▸ **Prompt**: In the listing that follows, count each line where the word "term" appears; write nothing but the count.

****************************************

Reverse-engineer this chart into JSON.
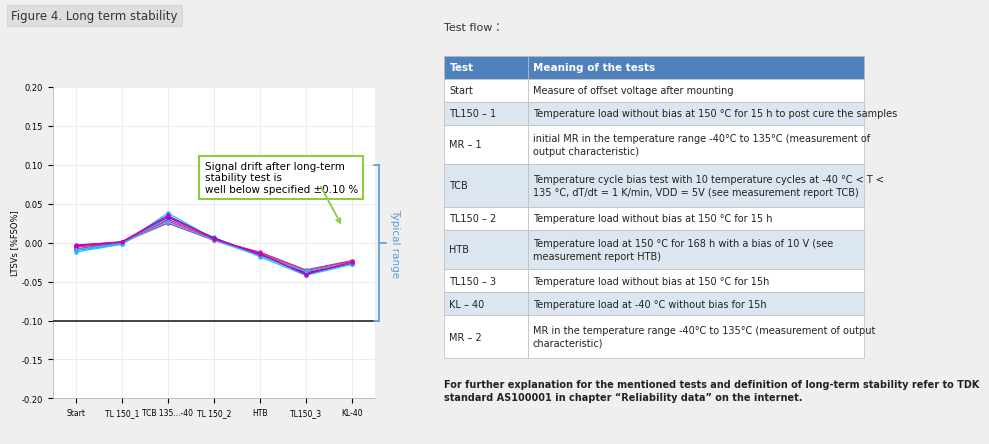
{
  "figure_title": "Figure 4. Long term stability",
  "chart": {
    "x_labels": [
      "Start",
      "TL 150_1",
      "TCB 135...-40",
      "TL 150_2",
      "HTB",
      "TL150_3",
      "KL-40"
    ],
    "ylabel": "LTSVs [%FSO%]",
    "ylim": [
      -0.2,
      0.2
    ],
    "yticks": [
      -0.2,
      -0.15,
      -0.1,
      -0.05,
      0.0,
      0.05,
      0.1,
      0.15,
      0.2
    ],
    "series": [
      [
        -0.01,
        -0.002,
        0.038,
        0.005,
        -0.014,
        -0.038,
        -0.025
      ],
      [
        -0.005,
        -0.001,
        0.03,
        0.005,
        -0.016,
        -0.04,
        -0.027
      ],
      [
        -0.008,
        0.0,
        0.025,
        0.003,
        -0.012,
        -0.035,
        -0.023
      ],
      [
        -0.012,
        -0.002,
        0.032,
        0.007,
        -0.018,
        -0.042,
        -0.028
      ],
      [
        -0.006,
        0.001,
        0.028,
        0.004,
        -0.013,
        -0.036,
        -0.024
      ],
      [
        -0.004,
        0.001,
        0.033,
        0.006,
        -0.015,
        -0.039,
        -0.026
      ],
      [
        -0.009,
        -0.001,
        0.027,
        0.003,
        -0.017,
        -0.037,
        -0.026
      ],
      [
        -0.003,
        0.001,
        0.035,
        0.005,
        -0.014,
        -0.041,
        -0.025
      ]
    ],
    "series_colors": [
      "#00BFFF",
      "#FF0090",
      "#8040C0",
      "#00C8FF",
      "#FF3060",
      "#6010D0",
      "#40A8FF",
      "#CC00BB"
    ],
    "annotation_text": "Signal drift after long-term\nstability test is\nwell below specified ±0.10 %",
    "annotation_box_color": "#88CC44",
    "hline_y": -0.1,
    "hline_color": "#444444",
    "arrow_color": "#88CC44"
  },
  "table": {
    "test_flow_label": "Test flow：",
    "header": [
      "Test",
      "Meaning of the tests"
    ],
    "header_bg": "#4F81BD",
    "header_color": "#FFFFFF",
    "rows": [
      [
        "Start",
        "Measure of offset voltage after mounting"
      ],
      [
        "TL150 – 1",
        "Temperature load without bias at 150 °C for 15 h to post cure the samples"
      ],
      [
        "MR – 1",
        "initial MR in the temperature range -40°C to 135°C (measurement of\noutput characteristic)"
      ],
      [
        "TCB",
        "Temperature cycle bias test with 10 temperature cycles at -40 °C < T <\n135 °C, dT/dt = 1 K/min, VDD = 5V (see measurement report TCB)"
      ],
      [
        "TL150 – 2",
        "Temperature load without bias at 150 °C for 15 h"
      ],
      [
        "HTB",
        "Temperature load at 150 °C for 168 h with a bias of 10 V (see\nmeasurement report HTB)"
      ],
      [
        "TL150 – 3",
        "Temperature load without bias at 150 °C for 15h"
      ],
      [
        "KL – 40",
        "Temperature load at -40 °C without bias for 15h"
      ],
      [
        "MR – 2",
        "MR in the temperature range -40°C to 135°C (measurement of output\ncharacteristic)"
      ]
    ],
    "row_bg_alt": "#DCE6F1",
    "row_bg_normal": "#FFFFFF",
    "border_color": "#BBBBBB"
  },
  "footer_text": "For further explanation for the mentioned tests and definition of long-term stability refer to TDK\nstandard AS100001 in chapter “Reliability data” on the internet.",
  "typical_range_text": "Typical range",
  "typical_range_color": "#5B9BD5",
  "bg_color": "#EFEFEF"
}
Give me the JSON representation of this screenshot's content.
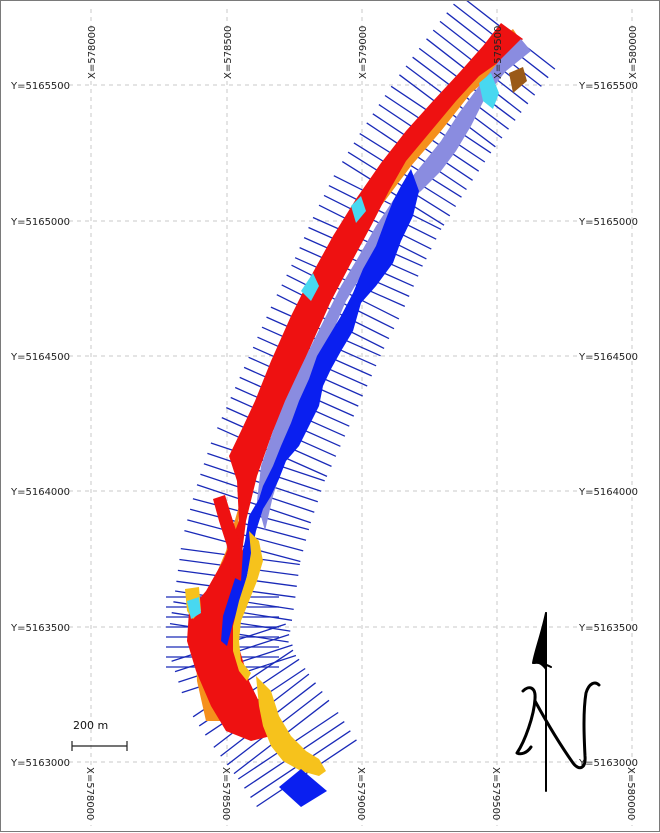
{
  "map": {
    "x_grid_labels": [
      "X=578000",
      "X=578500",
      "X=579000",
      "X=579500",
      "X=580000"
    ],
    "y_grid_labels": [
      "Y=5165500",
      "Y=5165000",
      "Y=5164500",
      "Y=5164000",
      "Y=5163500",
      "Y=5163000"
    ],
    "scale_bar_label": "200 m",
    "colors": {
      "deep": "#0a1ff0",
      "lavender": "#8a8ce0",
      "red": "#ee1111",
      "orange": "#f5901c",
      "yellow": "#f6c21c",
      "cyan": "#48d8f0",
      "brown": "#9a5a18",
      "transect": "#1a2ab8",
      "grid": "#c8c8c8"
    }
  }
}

****************************************

▸ **The answer**: 3